• _Data excerpts_:
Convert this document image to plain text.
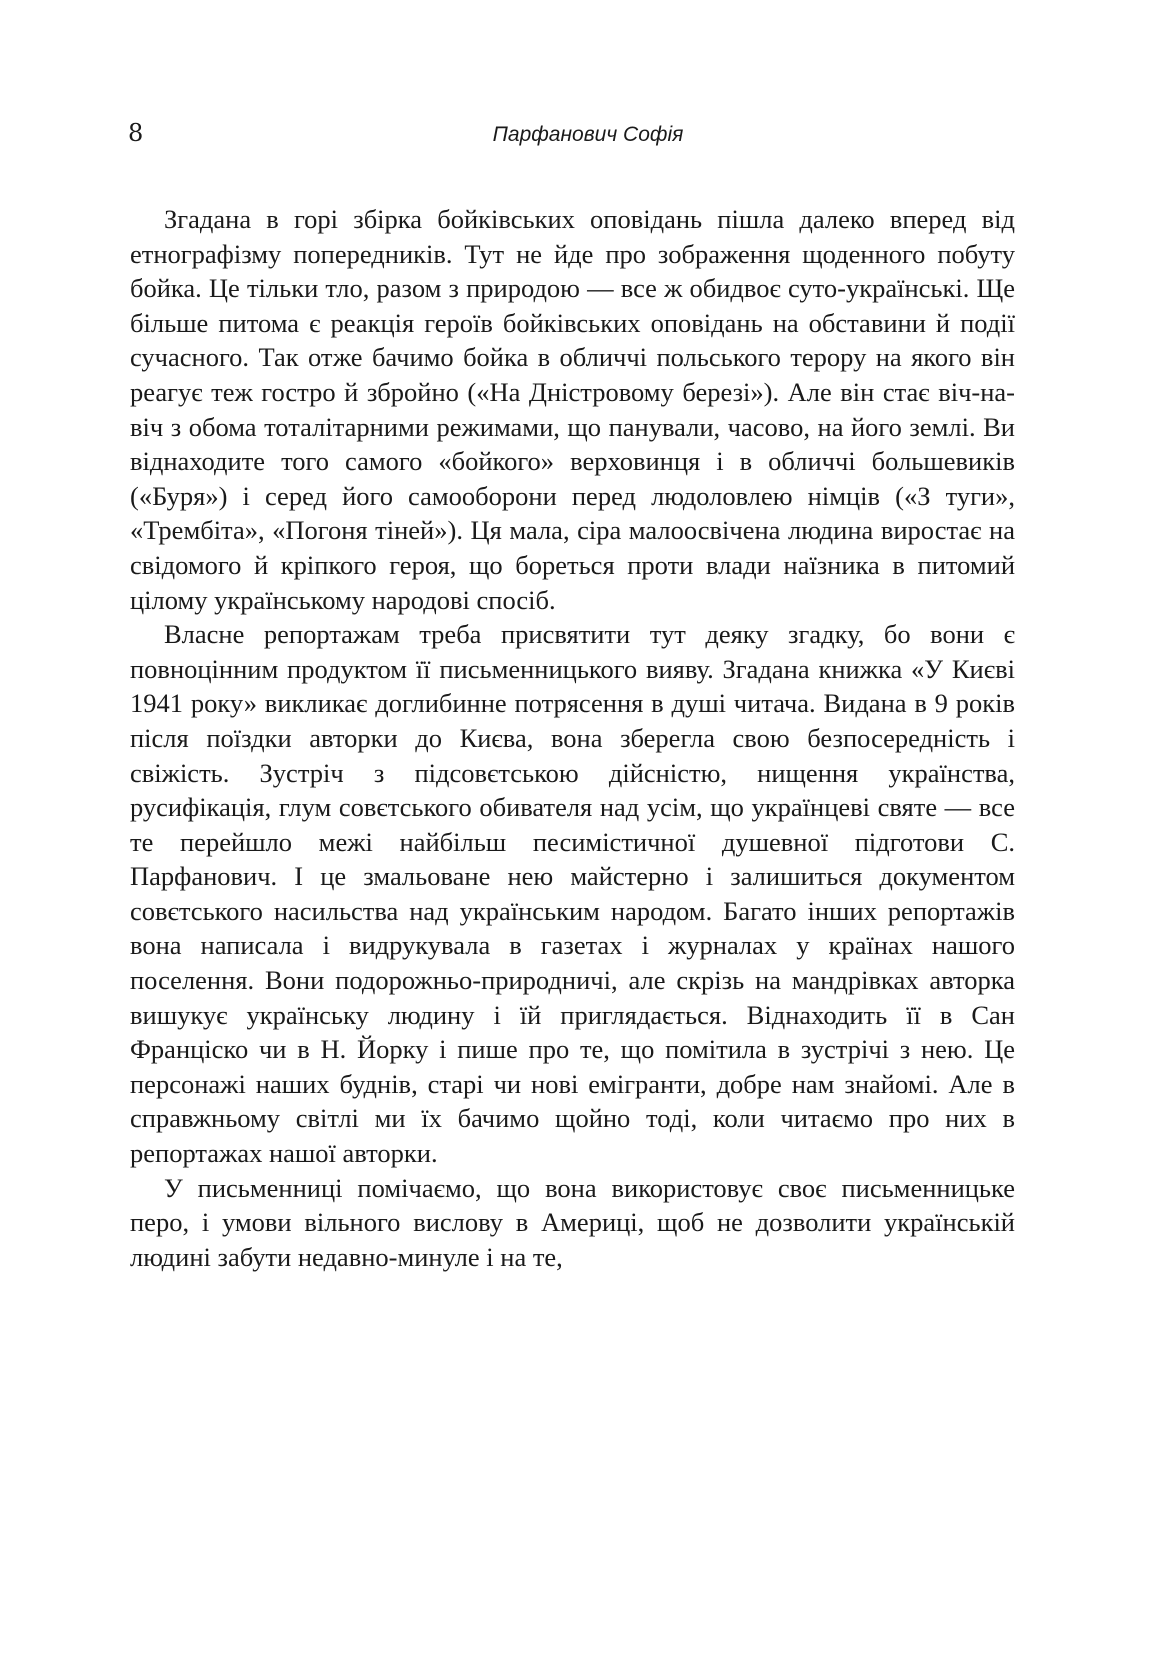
8	Парфанович Софія

Згадана в горі збірка бойківських оповідань пішла далеко вперед від етнографізму попередників. Тут не йде про зображення щоденного побуту бойка. Це тільки тло, разом з природою — все ж обидвоє суто-українські. Ще більше питома є реакція героїв бойківських оповідань на обставини й події сучасного. Так отже бачимо бойка в обличчі польського терору на якого він реагує теж гостро й збройно («На Дністровому березі»). Але він стає віч-на-віч з обома тоталітарними режимами, що панували, часово, на його землі. Ви віднаходите того самого «бойкого» верховинця і в обличчі большевиків («Буря») і серед його самооборони перед людоловлею німців («З туги», «Трембіта», «Погоня тіней»). Ця мала, сіра малоосвічена людина виростає на свідомого й кріпкого героя, що бореться проти влади наїзника в питомий цілому українському народові спосіб.

Власне репортажам треба присвятити тут деяку згадку, бо вони є повноцінним продуктом її письменницького вияву. Згадана книжка «У Києві 1941 року» викликає доглибинне потрясення в душі читача. Видана в 9 років після поїздки авторки до Києва, вона зберегла свою безпосередність і свіжість. Зустріч з підсовєтською дійсністю, нищення українства, русифікація, глум совєтського обивателя над усім, що українцеві святе — все те перейшло межі найбільш песимістичної душевної підготови С. Парфанович. І це змальоване нею майстерно і залишиться документом совєтського насильства над українським народом. Багато інших репортажів вона написала і видрукувала в газетах і журналах у країнах нашого поселення. Вони подорожньо-природничі, але скрізь на мандрівках авторка вишукує українську людину і їй приглядається. Віднаходить її в Сан Франціско чи в Н. Йорку і пише про те, що помітила в зустрічі з нею. Це персонажі наших буднів, старі чи нові емігранти, добре нам знайомі. Але в справжньому світлі ми їх бачимо щойно тоді, коли читаємо про них в репортажах нашої авторки.

У письменниці помічаємо, що вона використовує своє письменницьке перо, і умови вільного вислову в Америці, щоб не дозволити українській людині забути недавно-минуле і на те,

• _Job_:
Reproduce every line of the listing above in which the string "Парфанович" appears.

• _Solution to the exercise_:
8	Парфанович Софія
Власне репортажам треба присвятити тут деяку згадку, бо вони є повноцінним продуктом її письменницького вияву. Згадана книжка «У Києві 1941 року» викликає доглибинне потрясення в душі читача. Видана в 9 років після поїздки авторки до Києва, вона зберегла свою безпосередність і свіжість. Зустріч з підсовєтською дійсністю, нищення українства, русифікація, глум совєтського обивателя над усім, що українцеві святе — все те перейшло межі найбільш песимістичної душевної підготови С. Парфанович. І це змальоване нею майстерно і залишиться документом совєтського насильства над українським народом. Багато інших репортажів вона написала і видрукувала в газетах і журналах у країнах нашого поселення. Вони подорожньо-природничі, але скрізь на мандрівках авторка вишукує українську людину і їй приглядається. Віднаходить її в Сан Франціско чи в Н. Йорку і пише про те, що помітила в зустрічі з нею. Це персонажі наших буднів, старі чи нові емігранти, добре нам знайомі. Але в справжньому світлі ми їх бачимо щойно тоді, коли читаємо про них в репортажах нашої авторки.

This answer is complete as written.